What you should do: Quote every line below exactly and skip any picture.

Supplied data:

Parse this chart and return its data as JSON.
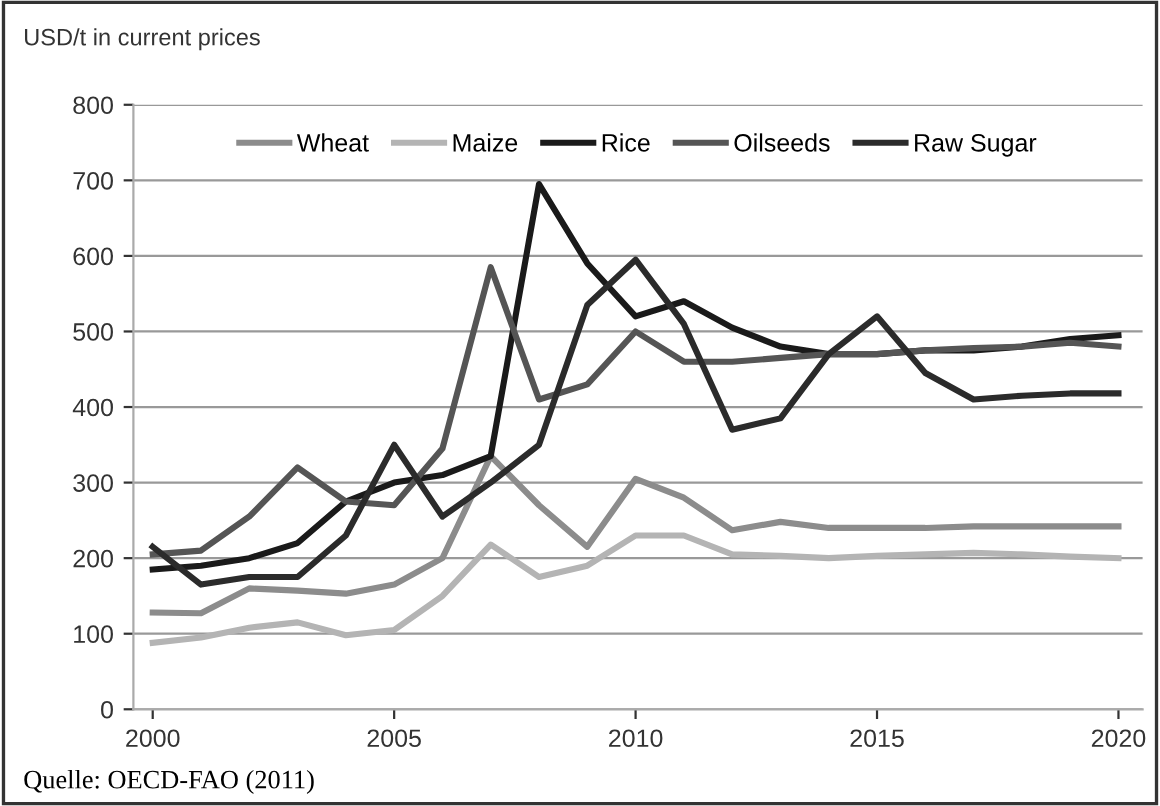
{
  "chart_data": {
    "type": "line",
    "ylabel": "USD/t in current prices",
    "annotations": [
      "Quelle: OECD-FAO (2011)"
    ],
    "x": [
      2000,
      2001,
      2002,
      2003,
      2004,
      2005,
      2006,
      2007,
      2008,
      2009,
      2010,
      2011,
      2012,
      2013,
      2014,
      2015,
      2016,
      2017,
      2018,
      2019,
      2020
    ],
    "series": [
      {
        "name": "Wheat",
        "color": "#8c8c8c",
        "values": [
          128,
          127,
          160,
          157,
          153,
          165,
          200,
          335,
          270,
          215,
          305,
          280,
          237,
          248,
          240,
          240,
          240,
          242,
          242,
          242,
          242
        ]
      },
      {
        "name": "Maize",
        "color": "#b4b4b4",
        "values": [
          88,
          95,
          108,
          115,
          98,
          105,
          150,
          218,
          175,
          190,
          230,
          230,
          205,
          203,
          200,
          203,
          205,
          207,
          205,
          202,
          200
        ]
      },
      {
        "name": "Rice",
        "color": "#1a1a1a",
        "values": [
          185,
          190,
          200,
          220,
          275,
          300,
          310,
          335,
          695,
          590,
          520,
          540,
          505,
          480,
          470,
          470,
          475,
          475,
          480,
          490,
          495
        ]
      },
      {
        "name": "Oilseeds",
        "color": "#555555",
        "values": [
          205,
          210,
          255,
          320,
          275,
          270,
          345,
          585,
          410,
          430,
          500,
          460,
          460,
          465,
          470,
          470,
          475,
          478,
          480,
          485,
          480
        ]
      },
      {
        "name": "Raw Sugar",
        "color": "#2b2b2b",
        "values": [
          215,
          165,
          175,
          175,
          230,
          350,
          255,
          300,
          350,
          535,
          595,
          510,
          370,
          385,
          470,
          520,
          445,
          410,
          415,
          418,
          418
        ]
      }
    ],
    "xlim": [
      1999.6,
      2020.5
    ],
    "xticks": [
      2000,
      2005,
      2010,
      2015,
      2020
    ],
    "ylim": [
      0,
      800
    ],
    "yticks": [
      0,
      100,
      200,
      300,
      400,
      500,
      600,
      700,
      800
    ],
    "grid": "y",
    "legend": "top",
    "marker": "none",
    "line_style": "solid"
  }
}
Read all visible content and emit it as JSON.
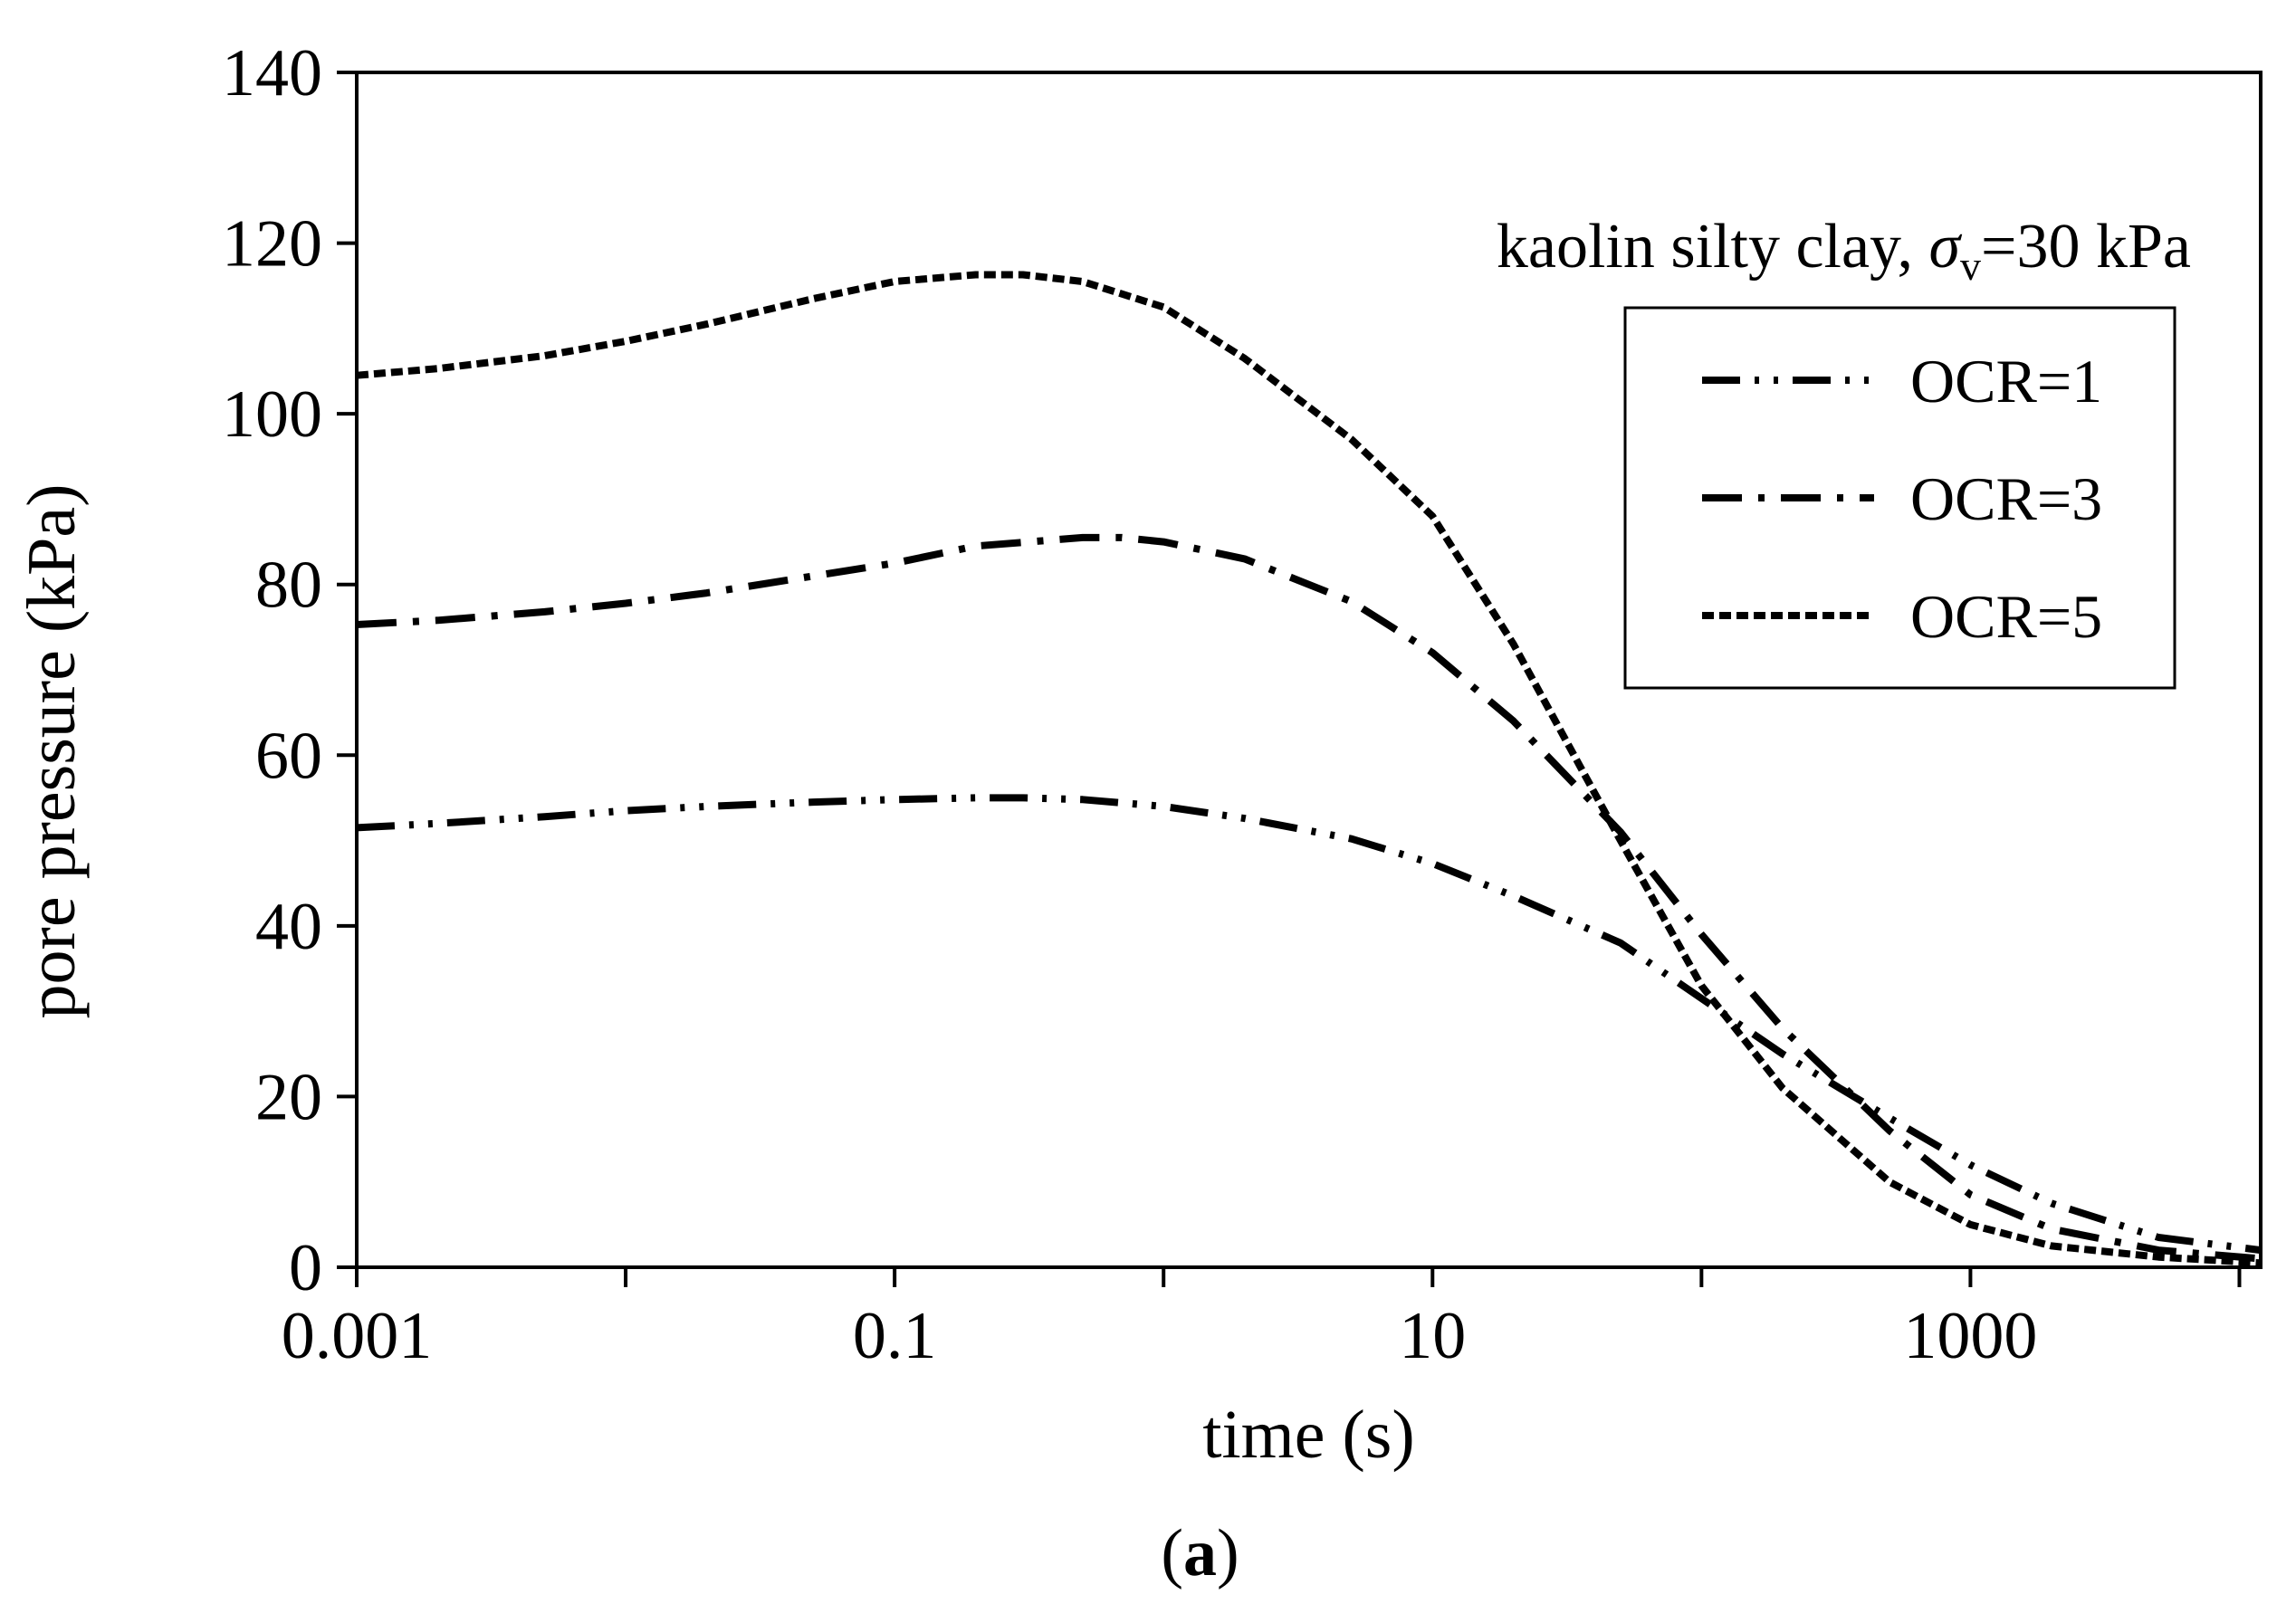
{
  "chart_data": {
    "type": "line",
    "xscale": "log",
    "xlabel": "time (s)",
    "ylabel": "pore pressure (kPa)",
    "xlim": [
      0.001,
      12000
    ],
    "ylim": [
      0,
      140
    ],
    "xticks": [
      0.001,
      0.1,
      10,
      1000
    ],
    "xtick_labels": [
      "0.001",
      "0.1",
      "10",
      "1000"
    ],
    "yticks": [
      0,
      20,
      40,
      60,
      80,
      100,
      120,
      140
    ],
    "ytick_labels": [
      "0",
      "20",
      "40",
      "60",
      "80",
      "100",
      "120",
      "140"
    ],
    "annotation": {
      "prefix": "kaolin silty clay, ",
      "symbol": "σ",
      "subscript": "v",
      "suffix": "=30 kPa"
    },
    "caption": {
      "open": "(",
      "letter": "a",
      "close": ")"
    },
    "legend_position": "top-right",
    "series": [
      {
        "name": "OCR=1",
        "dash": "long-dash-dot-dot",
        "x": [
          0.001,
          0.002,
          0.005,
          0.01,
          0.02,
          0.05,
          0.1,
          0.2,
          0.3,
          0.5,
          1,
          2,
          5,
          10,
          20,
          50,
          100,
          200,
          500,
          1000,
          2000,
          5000,
          12000
        ],
        "y": [
          51.5,
          52,
          52.8,
          53.5,
          54,
          54.5,
          54.8,
          55,
          55,
          54.8,
          54,
          52.6,
          50.2,
          47.3,
          43.5,
          38,
          31.5,
          25,
          17.5,
          12,
          7.5,
          3.5,
          2
        ]
      },
      {
        "name": "OCR=3",
        "dash": "long-dash-dot",
        "x": [
          0.001,
          0.002,
          0.005,
          0.01,
          0.02,
          0.05,
          0.1,
          0.2,
          0.5,
          0.7,
          1,
          2,
          5,
          10,
          20,
          50,
          100,
          200,
          500,
          1000,
          2000,
          5000,
          12000
        ],
        "y": [
          75.3,
          75.8,
          76.8,
          77.8,
          79,
          81,
          82.5,
          84.5,
          85.5,
          85.5,
          85,
          83,
          78,
          72,
          64,
          51,
          39,
          28,
          16,
          8.5,
          4.5,
          2,
          1
        ]
      },
      {
        "name": "OCR=5",
        "dash": "short-dash",
        "x": [
          0.001,
          0.002,
          0.005,
          0.01,
          0.02,
          0.05,
          0.1,
          0.2,
          0.3,
          0.5,
          1,
          2,
          5,
          10,
          20,
          50,
          100,
          200,
          500,
          1000,
          2000,
          5000,
          12000
        ],
        "y": [
          104.5,
          105.3,
          106.8,
          108.5,
          110.5,
          113.5,
          115.5,
          116.3,
          116.3,
          115.5,
          112.5,
          106.5,
          97,
          88,
          73,
          50,
          33,
          21,
          10,
          5,
          2.5,
          1.2,
          0.5
        ]
      }
    ]
  }
}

Full solution:
Parse this chart and return its data as JSON.
{
  "chart_data": {
    "type": "line",
    "ylabel": "USD/t in current prices",
    "annotations": [
      "Quelle: OECD-FAO (2011)"
    ],
    "x": [
      2000,
      2001,
      2002,
      2003,
      2004,
      2005,
      2006,
      2007,
      2008,
      2009,
      2010,
      2011,
      2012,
      2013,
      2014,
      2015,
      2016,
      2017,
      2018,
      2019,
      2020
    ],
    "series": [
      {
        "name": "Wheat",
        "color": "#8c8c8c",
        "values": [
          128,
          127,
          160,
          157,
          153,
          165,
          200,
          335,
          270,
          215,
          305,
          280,
          237,
          248,
          240,
          240,
          240,
          242,
          242,
          242,
          242
        ]
      },
      {
        "name": "Maize",
        "color": "#b4b4b4",
        "values": [
          88,
          95,
          108,
          115,
          98,
          105,
          150,
          218,
          175,
          190,
          230,
          230,
          205,
          203,
          200,
          203,
          205,
          207,
          205,
          202,
          200
        ]
      },
      {
        "name": "Rice",
        "color": "#1a1a1a",
        "values": [
          185,
          190,
          200,
          220,
          275,
          300,
          310,
          335,
          695,
          590,
          520,
          540,
          505,
          480,
          470,
          470,
          475,
          475,
          480,
          490,
          495
        ]
      },
      {
        "name": "Oilseeds",
        "color": "#555555",
        "values": [
          205,
          210,
          255,
          320,
          275,
          270,
          345,
          585,
          410,
          430,
          500,
          460,
          460,
          465,
          470,
          470,
          475,
          478,
          480,
          485,
          480
        ]
      },
      {
        "name": "Raw Sugar",
        "color": "#2b2b2b",
        "values": [
          215,
          165,
          175,
          175,
          230,
          350,
          255,
          300,
          350,
          535,
          595,
          510,
          370,
          385,
          470,
          520,
          445,
          410,
          415,
          418,
          418
        ]
      }
    ],
    "xlim": [
      1999.6,
      2020.5
    ],
    "xticks": [
      2000,
      2005,
      2010,
      2015,
      2020
    ],
    "ylim": [
      0,
      800
    ],
    "yticks": [
      0,
      100,
      200,
      300,
      400,
      500,
      600,
      700,
      800
    ],
    "grid": "y",
    "legend": "top",
    "marker": "none",
    "line_style": "solid"
  }
}
Read all visible content and emit it as JSON.
{
  "chart_data": {
    "type": "line",
    "xscale": "log",
    "xlabel": "time (s)",
    "ylabel": "pore pressure (kPa)",
    "xlim": [
      0.001,
      12000
    ],
    "ylim": [
      0,
      140
    ],
    "xticks": [
      0.001,
      0.1,
      10,
      1000
    ],
    "xtick_labels": [
      "0.001",
      "0.1",
      "10",
      "1000"
    ],
    "yticks": [
      0,
      20,
      40,
      60,
      80,
      100,
      120,
      140
    ],
    "ytick_labels": [
      "0",
      "20",
      "40",
      "60",
      "80",
      "100",
      "120",
      "140"
    ],
    "annotation": {
      "prefix": "kaolin silty clay, ",
      "symbol": "σ",
      "subscript": "v",
      "suffix": "=30 kPa"
    },
    "caption": {
      "open": "(",
      "letter": "a",
      "close": ")"
    },
    "legend_position": "top-right",
    "series": [
      {
        "name": "OCR=1",
        "dash": "long-dash-dot-dot",
        "x": [
          0.001,
          0.002,
          0.005,
          0.01,
          0.02,
          0.05,
          0.1,
          0.2,
          0.3,
          0.5,
          1,
          2,
          5,
          10,
          20,
          50,
          100,
          200,
          500,
          1000,
          2000,
          5000,
          12000
        ],
        "y": [
          51.5,
          52,
          52.8,
          53.5,
          54,
          54.5,
          54.8,
          55,
          55,
          54.8,
          54,
          52.6,
          50.2,
          47.3,
          43.5,
          38,
          31.5,
          25,
          17.5,
          12,
          7.5,
          3.5,
          2
        ]
      },
      {
        "name": "OCR=3",
        "dash": "long-dash-dot",
        "x": [
          0.001,
          0.002,
          0.005,
          0.01,
          0.02,
          0.05,
          0.1,
          0.2,
          0.5,
          0.7,
          1,
          2,
          5,
          10,
          20,
          50,
          100,
          200,
          500,
          1000,
          2000,
          5000,
          12000
        ],
        "y": [
          75.3,
          75.8,
          76.8,
          77.8,
          79,
          81,
          82.5,
          84.5,
          85.5,
          85.5,
          85,
          83,
          78,
          72,
          64,
          51,
          39,
          28,
          16,
          8.5,
          4.5,
          2,
          1
        ]
      },
      {
        "name": "OCR=5",
        "dash": "short-dash",
        "x": [
          0.001,
          0.002,
          0.005,
          0.01,
          0.02,
          0.05,
          0.1,
          0.2,
          0.3,
          0.5,
          1,
          2,
          5,
          10,
          20,
          50,
          100,
          200,
          500,
          1000,
          2000,
          5000,
          12000
        ],
        "y": [
          104.5,
          105.3,
          106.8,
          108.5,
          110.5,
          113.5,
          115.5,
          116.3,
          116.3,
          115.5,
          112.5,
          106.5,
          97,
          88,
          73,
          50,
          33,
          21,
          10,
          5,
          2.5,
          1.2,
          0.5
        ]
      }
    ]
  }
}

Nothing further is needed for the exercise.